▶ [STATED GOAL]:
Transcribe word for word the lines spanning the line with "Type out the text in this image." through the end of the records.

────────────────────

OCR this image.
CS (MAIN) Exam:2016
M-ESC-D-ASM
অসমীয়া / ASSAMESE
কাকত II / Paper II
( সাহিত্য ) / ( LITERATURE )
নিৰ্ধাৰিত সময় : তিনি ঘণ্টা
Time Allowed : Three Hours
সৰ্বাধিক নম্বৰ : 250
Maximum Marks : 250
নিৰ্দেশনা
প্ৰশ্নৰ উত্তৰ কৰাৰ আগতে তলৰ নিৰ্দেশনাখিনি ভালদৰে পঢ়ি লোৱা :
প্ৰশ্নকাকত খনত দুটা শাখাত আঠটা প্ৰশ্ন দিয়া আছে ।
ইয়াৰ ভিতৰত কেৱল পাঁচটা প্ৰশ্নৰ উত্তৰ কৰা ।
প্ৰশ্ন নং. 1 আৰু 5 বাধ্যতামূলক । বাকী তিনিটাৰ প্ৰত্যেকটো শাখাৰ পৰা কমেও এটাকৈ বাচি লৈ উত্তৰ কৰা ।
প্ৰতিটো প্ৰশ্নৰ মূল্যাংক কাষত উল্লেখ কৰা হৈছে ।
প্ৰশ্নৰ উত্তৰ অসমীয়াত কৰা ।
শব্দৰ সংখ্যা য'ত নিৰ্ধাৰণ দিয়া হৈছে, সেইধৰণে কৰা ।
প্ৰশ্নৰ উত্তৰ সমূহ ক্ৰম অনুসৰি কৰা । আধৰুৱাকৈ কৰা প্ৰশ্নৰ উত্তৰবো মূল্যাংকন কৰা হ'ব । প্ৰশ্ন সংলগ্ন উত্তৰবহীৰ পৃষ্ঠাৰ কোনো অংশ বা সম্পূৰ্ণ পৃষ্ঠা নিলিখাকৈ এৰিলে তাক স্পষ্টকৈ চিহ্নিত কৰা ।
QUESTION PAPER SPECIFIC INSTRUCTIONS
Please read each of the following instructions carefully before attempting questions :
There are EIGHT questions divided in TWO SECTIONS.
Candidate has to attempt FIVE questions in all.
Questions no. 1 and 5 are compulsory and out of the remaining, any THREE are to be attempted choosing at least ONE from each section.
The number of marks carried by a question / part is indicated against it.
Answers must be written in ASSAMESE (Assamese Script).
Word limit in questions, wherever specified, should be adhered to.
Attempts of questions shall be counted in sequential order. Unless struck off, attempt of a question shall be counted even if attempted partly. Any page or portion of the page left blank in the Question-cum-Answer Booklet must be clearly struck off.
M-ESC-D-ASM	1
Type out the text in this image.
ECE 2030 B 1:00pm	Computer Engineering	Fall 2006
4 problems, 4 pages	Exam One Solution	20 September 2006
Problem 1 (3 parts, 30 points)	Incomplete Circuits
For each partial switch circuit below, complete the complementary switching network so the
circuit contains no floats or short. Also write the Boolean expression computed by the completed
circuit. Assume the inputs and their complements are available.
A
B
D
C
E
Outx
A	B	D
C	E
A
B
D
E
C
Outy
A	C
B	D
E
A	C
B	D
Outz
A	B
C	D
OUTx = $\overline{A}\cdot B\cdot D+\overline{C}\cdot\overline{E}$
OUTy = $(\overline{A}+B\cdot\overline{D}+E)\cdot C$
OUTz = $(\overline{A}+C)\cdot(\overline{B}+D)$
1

────────────────────

▶ [OUTPUT FOR THIS TASK]:
Type out the text in this image.
ECE 2030 B 1:00pm	Computer Engineering	Fall 2006
4 problems, 4 pages	Exam One Solution	20 September 2006
Problem 1 (3 parts, 30 points)	Incomplete Circuits
For each partial switch circuit below, complete the complementary switching network so the
circuit contains no floats or short. Also write the Boolean expression computed by the completed
circuit. Assume the inputs and their complements are available.
A
B
D
C
E
Outx
A	B	D
C	E
A
B
D
E
C
Outy
A	C
B	D
E
A	C
B	D
Outz
A	B
C	D
OUTx = $\overline{A}\cdot B\cdot D+\overline{C}\cdot\overline{E}$
OUTy = $(\overline{A}+B\cdot\overline{D}+E)\cdot C$
OUTz = $(\overline{A}+C)\cdot(\overline{B}+D)$
1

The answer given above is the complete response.